Short problem:
Produce a verbatim copy of the entries listed below.

Source material:

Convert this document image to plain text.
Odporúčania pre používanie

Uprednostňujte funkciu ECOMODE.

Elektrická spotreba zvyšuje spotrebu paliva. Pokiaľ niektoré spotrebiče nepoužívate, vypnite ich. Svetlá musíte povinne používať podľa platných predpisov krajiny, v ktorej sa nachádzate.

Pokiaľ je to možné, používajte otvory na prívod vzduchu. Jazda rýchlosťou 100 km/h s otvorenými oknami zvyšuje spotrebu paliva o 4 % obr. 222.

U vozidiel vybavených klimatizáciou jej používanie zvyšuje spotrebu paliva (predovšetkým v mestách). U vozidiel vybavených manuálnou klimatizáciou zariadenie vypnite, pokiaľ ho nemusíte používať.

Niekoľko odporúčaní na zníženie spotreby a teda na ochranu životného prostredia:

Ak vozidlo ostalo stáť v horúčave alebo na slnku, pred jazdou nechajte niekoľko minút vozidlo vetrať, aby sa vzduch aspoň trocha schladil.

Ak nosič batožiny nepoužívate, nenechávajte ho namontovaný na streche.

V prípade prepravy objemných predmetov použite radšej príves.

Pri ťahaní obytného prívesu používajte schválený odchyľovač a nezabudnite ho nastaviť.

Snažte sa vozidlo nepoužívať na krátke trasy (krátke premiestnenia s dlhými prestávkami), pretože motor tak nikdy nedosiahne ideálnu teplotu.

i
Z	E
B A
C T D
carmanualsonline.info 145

Problem solution:
Convert this document image to plain text.
Odporúčania pre používanie

Uprednostňujte funkciu ECOMODE.

Elektrická spotreba zvyšuje spotrebu paliva. Pokiaľ niektoré spotrebiče nepoužívate, vypnite ich. Svetlá musíte povinne používať podľa platných predpisov krajiny, v ktorej sa nachádzate.

Pokiaľ je to možné, používajte otvory na prívod vzduchu. Jazda rýchlosťou 100 km/h s otvorenými oknami zvyšuje spotrebu paliva o 4 % obr. 222.

U vozidiel vybavených klimatizáciou jej používanie zvyšuje spotrebu paliva (predovšetkým v mestách). U vozidiel vybavených manuálnou klimatizáciou zariadenie vypnite, pokiaľ ho nemusíte používať.

Niekoľko odporúčaní na zníženie spotreby a teda na ochranu životného prostredia:

Ak vozidlo ostalo stáť v horúčave alebo na slnku, pred jazdou nechajte niekoľko minút vozidlo vetrať, aby sa vzduch aspoň trocha schladil.

Ak nosič batožiny nepoužívate, nenechávajte ho namontovaný na streche.

V prípade prepravy objemných predmetov použite radšej príves.

Pri ťahaní obytného prívesu používajte schválený odchyľovač a nezabudnite ho nastaviť.

Snažte sa vozidlo nepoužívať na krátke trasy (krátke premiestnenia s dlhými prestávkami), pretože motor tak nikdy nedosiahne ideálnu teplotu.

i
Z	E
B A
C T D
carmanualsonline.info 145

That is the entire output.